> SHORT TASK A
Copy the passage about the music audition word for word, starting at "Wednesday my harp" and ending at "whole time . . .".
> SHORT TASK B
Continue the passage about the music audition from its last sentence.

> DOCUMENT PASSAGE

# # # #

Wednesday my harp lesson was only so-so and the same for my fiddle lesson with Baptiste. It was so-so because of my playing and it put a little extra pressure on me. I let it all go in dance class and at the beautiful medieval concert afterwards. I sat there dreaming whether I’d ever give a concert in that place. At the time I didn’t know. I suppose I still don’t really know for sure.
Thursday I played a run through of my pieces for CY and he seemed quite pleased and helped me pick the order for the audition. I actually played everything nearly the best I’d ever had and was quite pleased with myself. I knew I shouldn’t get too cocky, but CY wore this grin the whole time . . .
Sadly I didn’t play that well on the audition Friday, but considering that consistency is the last thing to come when becoming skilled at an instrument, I played as well as I could have hoped. I had a bit of a panic in the harp room before hand because I couldn’t get the harp tuned and it all took longer than I expected. Remember, I’m not seasoned in the routine of preparation for these instruments! I know what I need to do with oboe, but . . . Praise God nothing catastrophic happened and I was able to focus on playing and not on technical problems. Fiddle went quite well, but harp was a bit interesting. Perhaps then it wasn’t so unfortunate that Heidi was stuck at customs for an hour. The Swiss just decided to flex their muscles and even though she left plenty of time to arrive from her home in Germany she just arrived as I finished my harp pieces. I played alright, but I had to do some improvising around some mistakes. It just wasn’t as solid as I’d played for CY, but I laughed quietly to myself and kept going.
When I first walked into the room (okay, so it took several trips with harp, stool, music, fiddle etc.) the head of the medieval department introduced himself to me in German I responded in kind, only I haven’t done introductions recently so I kind of hid not knowing what to say in a mumble. It apparently worked since he said I spoke good German and thereafter the whole interview was conducted in German except once when I felt I couldn’t express an ideal well enough in German. For the record, the judges other were my harp teacher, my fiddle teacher, CY, Ken, and a student.

# # # #

> COLLECTED MATERIAL
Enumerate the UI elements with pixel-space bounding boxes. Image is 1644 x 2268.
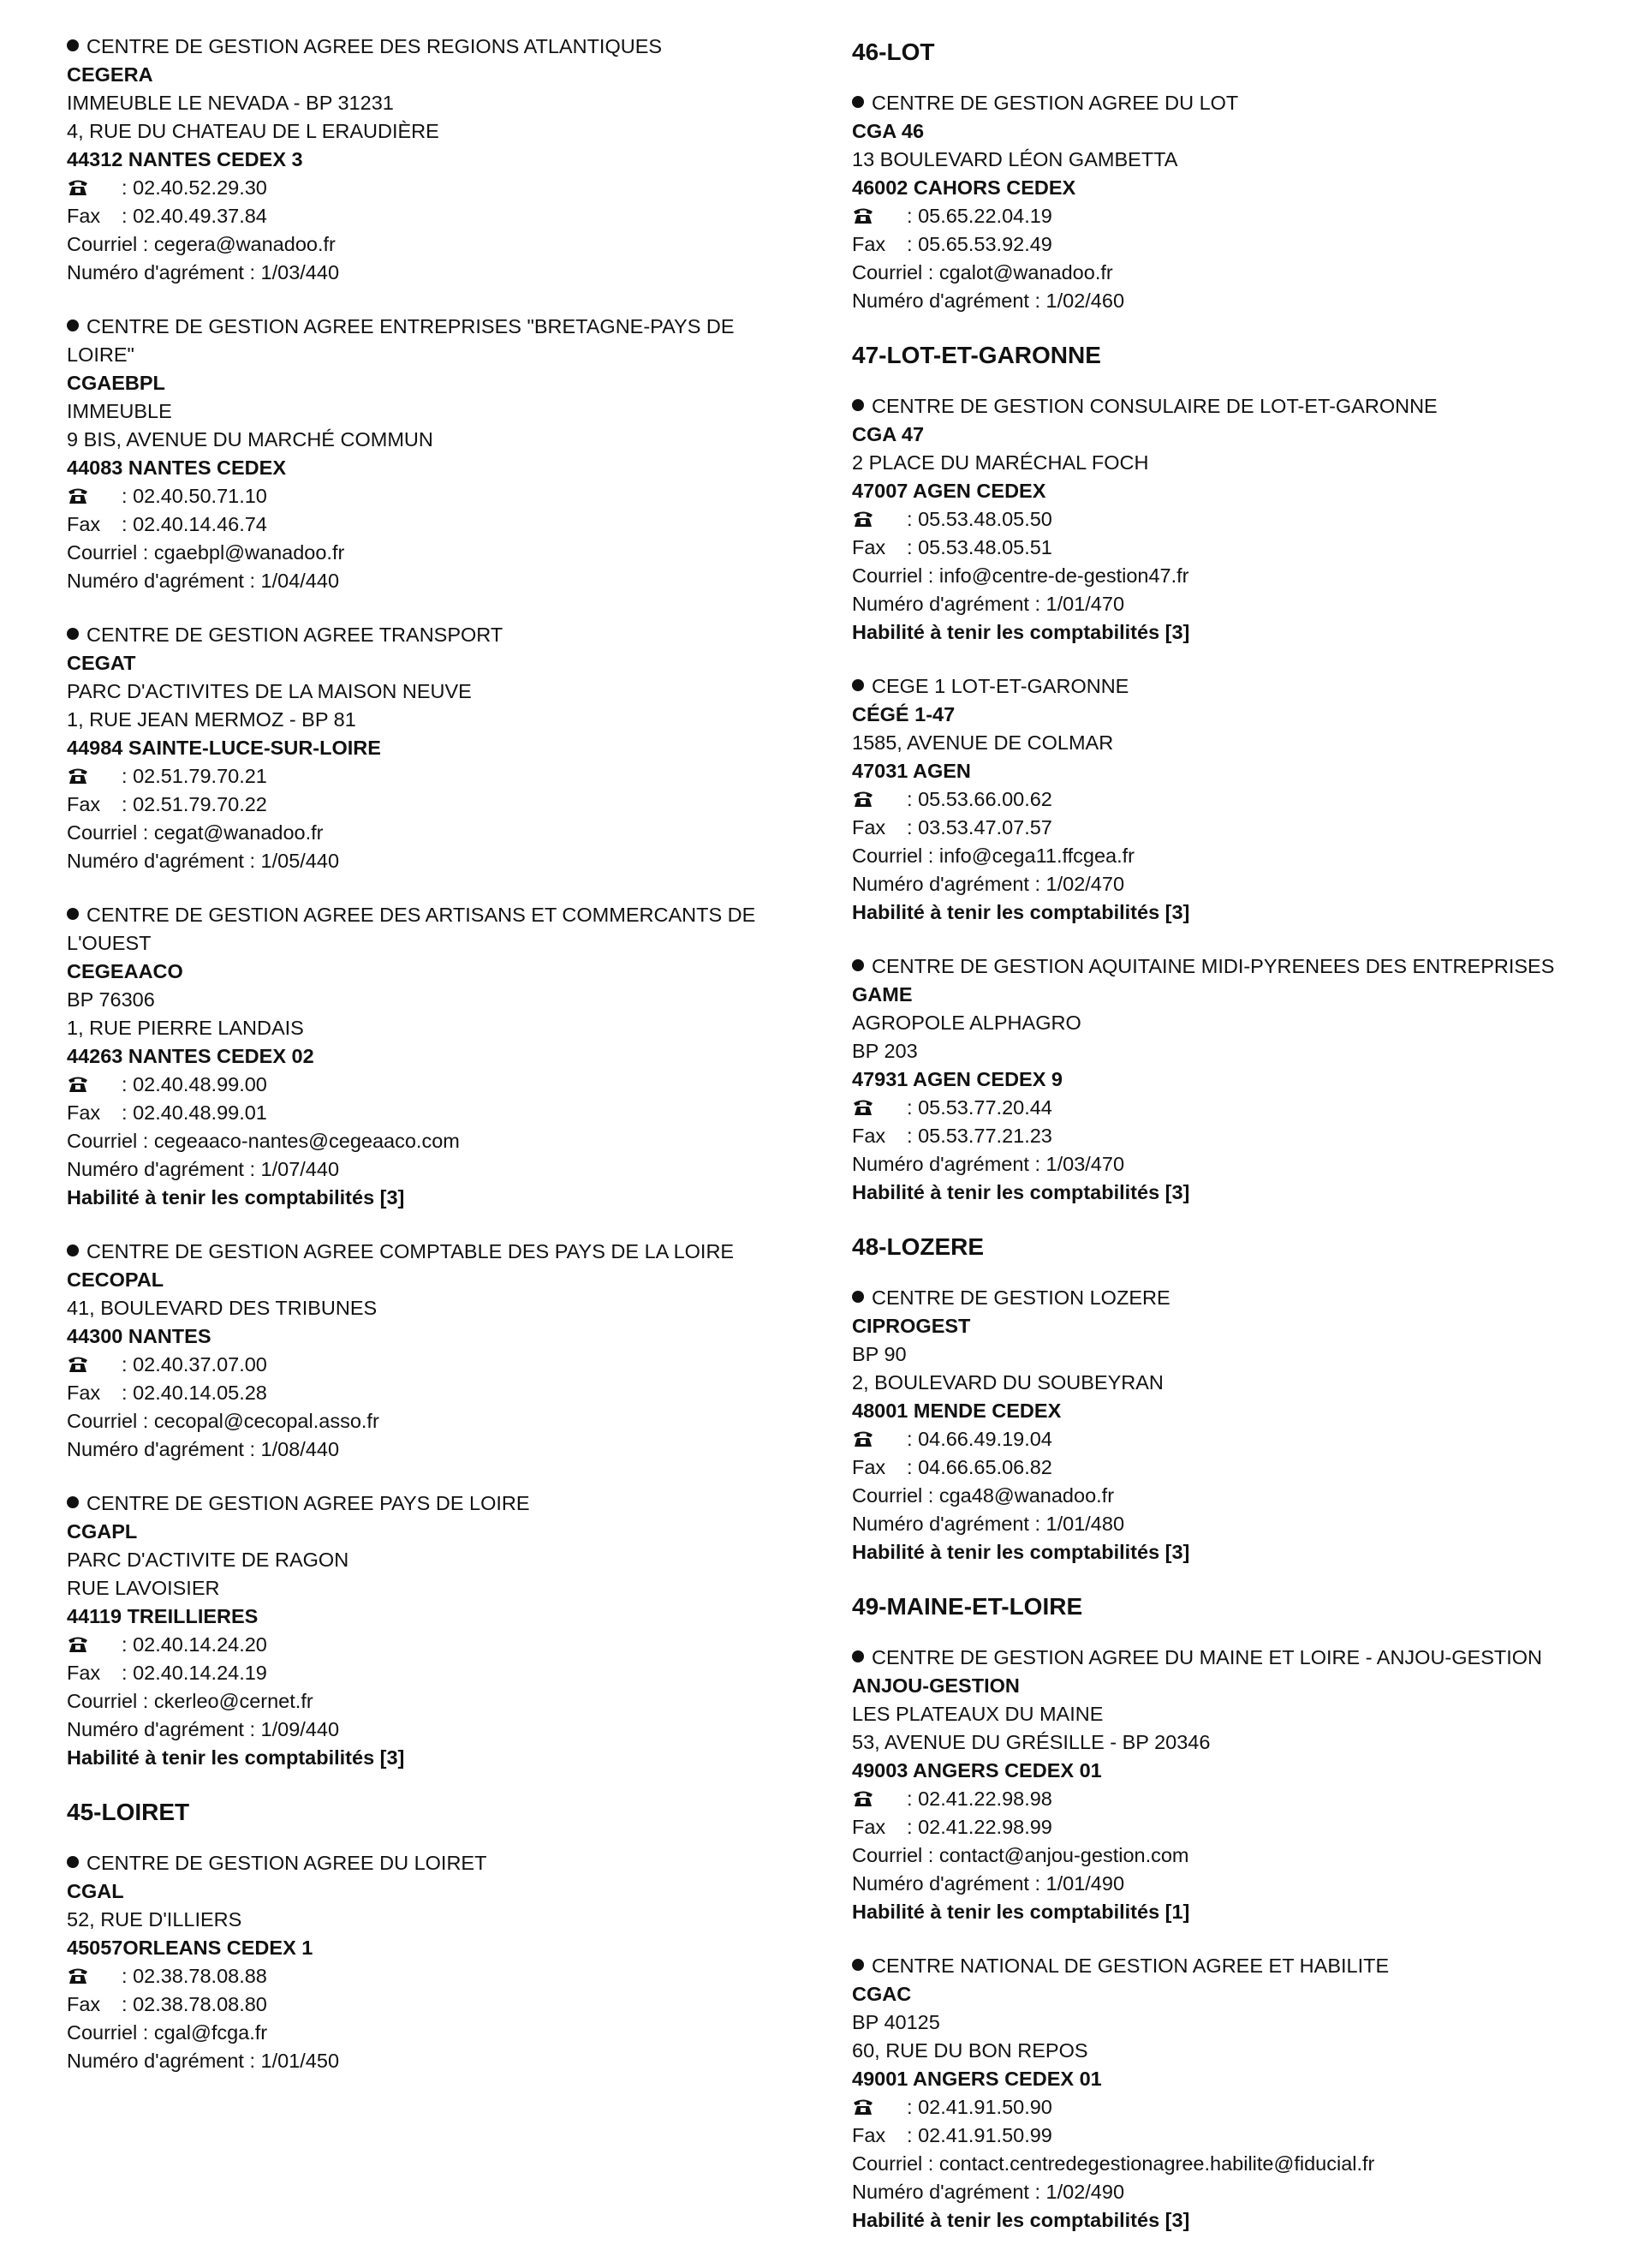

# # # #

> TASK OUTPUT A
Wednesday my harp lesson was only so-so and the same for my fiddle lesson with Baptiste. It was so-so because of my playing and it put a little extra pressure on me. I let it all go in dance class and at the beautiful medieval concert afterwards. I sat there dreaming whether I’d ever give a concert in that place. At the time I didn’t know. I suppose I still don’t really know for sure.
Thursday I played a run through of my pieces for CY and he seemed quite pleased and helped me pick the order for the audition. I actually played everything nearly the best I’d ever had and was quite pleased with myself. I knew I shouldn’t get too cocky, but CY wore this grin the whole time . . .

> TASK OUTPUT B
After playing my pieces CY asked me to identify some intervals he played on the lute. I botched the first one, but I got the rest (and he made sure to include a number of the one I missed again to show that I really could tell a minor sixth from a screaming cat). I sang intervals attentively, but correctly and only missed one note in the dictation, which was thankfully only melodic. Then came the questions, and I didn’t really give a good global picture of my goals because, well, I was just trying to answer the questions and it was in German! They seemed satisfied enough, and I did try to ask that I have a double hauptfach in fiddle and harp rather than having to choose one as my main. I’ve yet to know how that will turn out.
So that was that, I stopped by a chocolate store to buy a treat for myself and went home to update my faithful blog community on the situation. I think it’s not so hard to leave an ocean away and then I think about doing it without internet and it’s unimaginable.
I helped Catharine clean the blinds of her school for a bit, but didn’t do much before I had to go to Friday night worship/prayer time. I decided to check my email at the school and lo and behold CY had sent an email three hours after my audition to let me know I’d been accepted! To think I left my house only minutes before he sent the email and spent two hours with the information sitting in cyberspace. I’m not complaining, though. I remember running out to the mailbox everyday waiting to hear from Eastman . . .
Full of the good news which still hasn’t really sunk in yet, I biked to worship and enjoyed singing the praises of God. Mary had brought me cookies to celebrate. She knows me too well. :) I felt very loved.
Saturday was the big Allgemeine Schule parade in the city. Tax dollars fund the school (community education part of the Musik-Akademie) so they’re required to show the city once a year where the money is going. Every class paraded around the city and stopped to perform in various places. I joined my renaissance dance class for the second dance performance of my life. The first was in my last year of college with my Irish dance class. As you can see from the picture, the costume was nearly as ridiculous . . .
Here we are dancing the “Caccia d’Amore” and I am chasing my partner who is running from me. In the end my magnificent manly charms win her back. Oh, the purple hat and pink feather didn’t make you think I was a man?
It was a fun time and we did alright. I’ve really enjoyed the class for a number of reasons, but I particularly enjoy it because it is one of the few consistent connections I have with the Swiss community. I’ll need to make a conscious and early effort to get involved in something when I come back so I don’t live in a school-church bubble. I’ll miss those guys.
After the fun was over I went to dinner with two families from church and we had a lovely time eating a barbeque outside and chatting. It was nice to relax without a care.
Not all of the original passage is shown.